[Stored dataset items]
■ ■ ■ ■
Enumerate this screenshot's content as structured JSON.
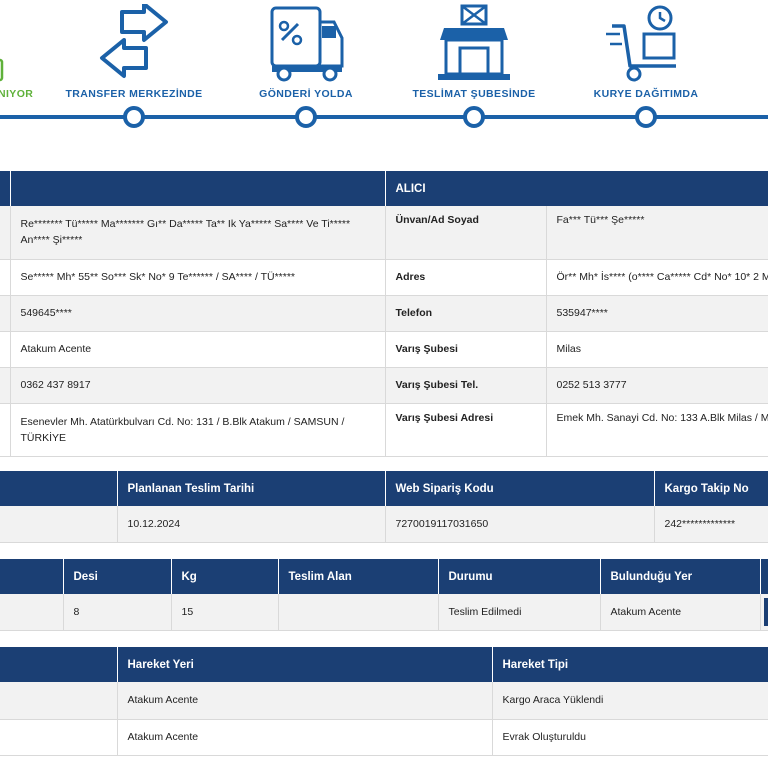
{
  "tracker": {
    "steps": [
      {
        "label": "NIYOR",
        "icon": "box-icon"
      },
      {
        "label": "TRANSFER MERKEZİNDE",
        "icon": "transfer-arrows-icon"
      },
      {
        "label": "GÖNDERİ YOLDA",
        "icon": "truck-icon"
      },
      {
        "label": "TESLİMAT ŞUBESİNDE",
        "icon": "store-icon"
      },
      {
        "label": "KURYE DAĞITIMDA",
        "icon": "hand-truck-icon"
      }
    ],
    "accent": "#1b61a8",
    "done_color": "#5fb13a"
  },
  "parties": {
    "receiver_header": "ALICI",
    "rows": [
      {
        "sender_value": "Re******* Tü***** Ma******* Gı** Da***** Ta** Ik Ya***** Sa**** Ve Ti***** An**** Şi*****",
        "label": "Ünvan/Ad Soyad",
        "receiver_value": "Fa*** Tü*** Şe*****"
      },
      {
        "sender_value": "Se***** Mh* 55** So*** Sk* No* 9 Te****** / SA**** / TÜ*****",
        "label": "Adres",
        "receiver_value": "Ör** Mh* İs**** (o**** Ca***** Cd* No* 10* 2 M"
      },
      {
        "sender_value": "549645****",
        "label": "Telefon",
        "receiver_value": "535947****"
      },
      {
        "sender_value": "Atakum Acente",
        "label": "Varış Şubesi",
        "receiver_value": "Milas"
      },
      {
        "sender_value": "0362 437 8917",
        "label": "Varış Şubesi Tel.",
        "receiver_value": "0252 513 3777"
      },
      {
        "sender_value": "Esenevler Mh. Atatürkbulvarı Cd. No: 131 / B.Blk Atakum / SAMSUN / TÜRKİYE",
        "label": "Varış Şubesi Adresi",
        "receiver_value": "Emek Mh. Sanayi Cd. No: 133 A.Blk Milas / M"
      }
    ]
  },
  "shipment": {
    "headers": [
      "Planlanan Teslim Tarihi",
      "Web Sipariş Kodu",
      "Kargo Takip No"
    ],
    "values": [
      "10.12.2024",
      "7270019117031650",
      "242*************"
    ]
  },
  "package": {
    "headers": [
      "Desi",
      "Kg",
      "Teslim Alan",
      "Durumu",
      "Bulunduğu Yer"
    ],
    "values": [
      "8",
      "15",
      "",
      "Teslim Edilmedi",
      "Atakum Acente"
    ]
  },
  "movements": {
    "headers": [
      "Hareket Yeri",
      "Hareket Tipi"
    ],
    "rows": [
      {
        "place": "Atakum Acente",
        "type": "Kargo Araca Yüklendi"
      },
      {
        "place": "Atakum Acente",
        "type": "Evrak Oluşturuldu"
      }
    ]
  }
}
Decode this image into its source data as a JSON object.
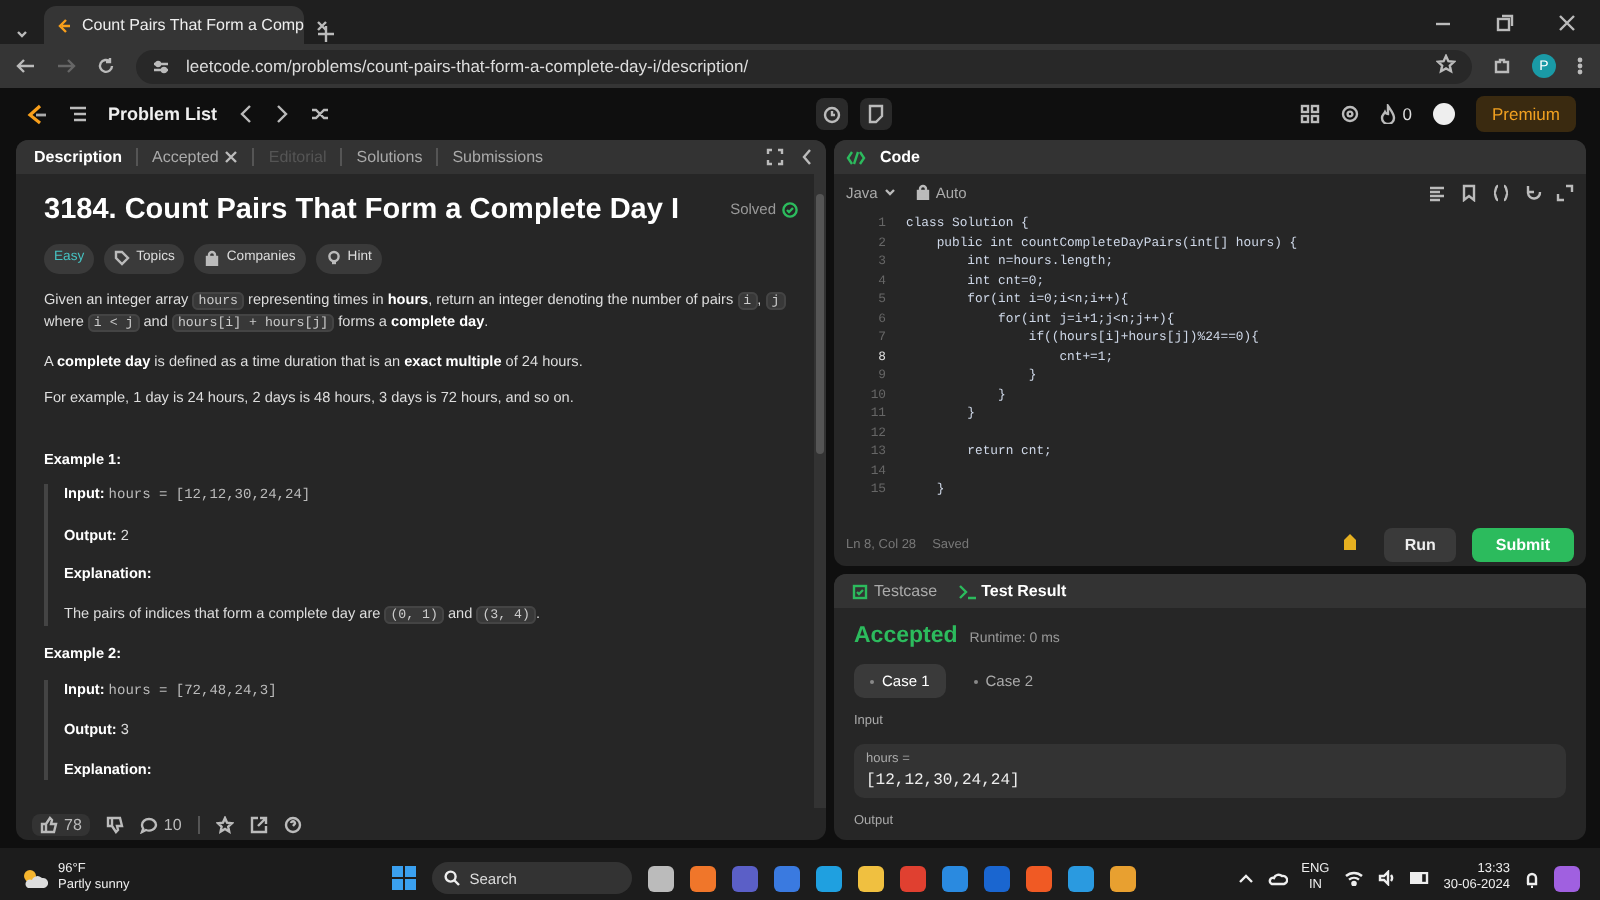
{
  "browser": {
    "tab_title": "Count Pairs That Form a Comp",
    "url": "leetcode.com/problems/count-pairs-that-form-a-complete-day-i/description/",
    "profile": "P"
  },
  "header": {
    "problem_list": "Problem List",
    "streak": "0",
    "premium": "Premium"
  },
  "left_tabs": [
    {
      "label": "Description",
      "selected": true,
      "disabled": false,
      "closable": false
    },
    {
      "label": "Accepted",
      "selected": false,
      "disabled": false,
      "closable": true
    },
    {
      "label": "Editorial",
      "selected": false,
      "disabled": true,
      "closable": false
    },
    {
      "label": "Solutions",
      "selected": false,
      "disabled": false,
      "closable": false
    },
    {
      "label": "Submissions",
      "selected": false,
      "disabled": false,
      "closable": false
    }
  ],
  "problem": {
    "title": "3184. Count Pairs That Form a Complete Day I",
    "status": "Solved",
    "tags": [
      {
        "label": "Easy",
        "kind": "difficulty"
      },
      {
        "label": "Topics",
        "kind": "topics"
      },
      {
        "label": "Companies",
        "kind": "companies"
      },
      {
        "label": "Hint",
        "kind": "hint"
      }
    ],
    "paragraphs": [
      [
        {
          "kind": "text",
          "text": "Given an integer array "
        },
        {
          "kind": "code",
          "text": "hours"
        },
        {
          "kind": "text",
          "text": " representing times in "
        },
        {
          "kind": "bold",
          "text": "hours"
        },
        {
          "kind": "text",
          "text": ", return an integer denoting the number of pairs "
        },
        {
          "kind": "code",
          "text": "i"
        },
        {
          "kind": "text",
          "text": ", "
        },
        {
          "kind": "code",
          "text": "j"
        },
        {
          "kind": "text",
          "text": " where "
        },
        {
          "kind": "code",
          "text": "i < j"
        },
        {
          "kind": "text",
          "text": " and "
        },
        {
          "kind": "code",
          "text": "hours[i] + hours[j]"
        },
        {
          "kind": "text",
          "text": " forms a "
        },
        {
          "kind": "bold",
          "text": "complete day"
        },
        {
          "kind": "text",
          "text": "."
        }
      ],
      [
        {
          "kind": "text",
          "text": "A "
        },
        {
          "kind": "bold",
          "text": "complete day"
        },
        {
          "kind": "text",
          "text": " is defined as a time duration that is an "
        },
        {
          "kind": "bold",
          "text": "exact multiple"
        },
        {
          "kind": "text",
          "text": " of 24 hours."
        }
      ],
      [
        {
          "kind": "text",
          "text": "For example, 1 day is 24 hours, 2 days is 48 hours, 3 days is 72 hours, and so on."
        }
      ]
    ],
    "examples": [
      {
        "heading": "Example 1:",
        "input_label": "Input:",
        "input": "hours = [12,12,30,24,24]",
        "output_label": "Output:",
        "output": "2",
        "explanation_label": "Explanation:",
        "explanation": [
          {
            "kind": "text",
            "text": "The pairs of indices that form a complete day are "
          },
          {
            "kind": "code",
            "text": "(0, 1)"
          },
          {
            "kind": "text",
            "text": " and "
          },
          {
            "kind": "code",
            "text": "(3, 4)"
          },
          {
            "kind": "text",
            "text": "."
          }
        ]
      },
      {
        "heading": "Example 2:",
        "input_label": "Input:",
        "input": "hours = [72,48,24,3]",
        "output_label": "Output:",
        "output": "3",
        "explanation_label": "Explanation:"
      }
    ]
  },
  "footer": {
    "likes": "78",
    "comments": "10"
  },
  "editor": {
    "title": "Code",
    "language": "Java",
    "mode": "Auto",
    "lines": [
      {
        "number": "1",
        "code": "class Solution {",
        "current": false
      },
      {
        "number": "2",
        "code": "    public int countCompleteDayPairs(int[] hours) {",
        "current": false
      },
      {
        "number": "3",
        "code": "        int n=hours.length;",
        "current": false
      },
      {
        "number": "4",
        "code": "        int cnt=0;",
        "current": false
      },
      {
        "number": "5",
        "code": "        for(int i=0;i<n;i++){",
        "current": false
      },
      {
        "number": "6",
        "code": "            for(int j=i+1;j<n;j++){",
        "current": false
      },
      {
        "number": "7",
        "code": "                if((hours[i]+hours[j])%24==0){",
        "current": false
      },
      {
        "number": "8",
        "code": "                    cnt+=1;",
        "current": true
      },
      {
        "number": "9",
        "code": "                }",
        "current": false
      },
      {
        "number": "10",
        "code": "            }",
        "current": false
      },
      {
        "number": "11",
        "code": "        }",
        "current": false
      },
      {
        "number": "12",
        "current": false
      },
      {
        "number": "13",
        "code": "        return cnt;",
        "current": false
      },
      {
        "number": "14",
        "current": false
      },
      {
        "number": "15",
        "code": "    }",
        "current": false
      }
    ],
    "cursor": "Ln 8, Col 28",
    "save_state": "Saved",
    "run": "Run",
    "submit": "Submit"
  },
  "results": {
    "tabs": [
      {
        "label": "Testcase",
        "selected": false
      },
      {
        "label": "Test Result",
        "selected": true
      }
    ],
    "verdict": "Accepted",
    "runtime": "Runtime: 0 ms",
    "cases": [
      {
        "label": "Case 1",
        "selected": true
      },
      {
        "label": "Case 2",
        "selected": false
      }
    ],
    "input_label": "Input",
    "var_name": "hours =",
    "var_value": "[12,12,30,24,24]",
    "output_label": "Output"
  },
  "taskbar": {
    "temperature": "96°F",
    "weather": "Partly sunny",
    "search": "Search",
    "lang": "ENG",
    "region": "IN",
    "time": "13:33",
    "date": "30-06-2024"
  }
}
■ ■ ■ ■
From the listing above, copy every line that holds the string "Acente".

• _ANSWER TO THE TASK_
        "sender_value": "Atakum Acente",
      "Atakum Acente"
        "place": "Atakum Acente",
        "place": "Atakum Acente",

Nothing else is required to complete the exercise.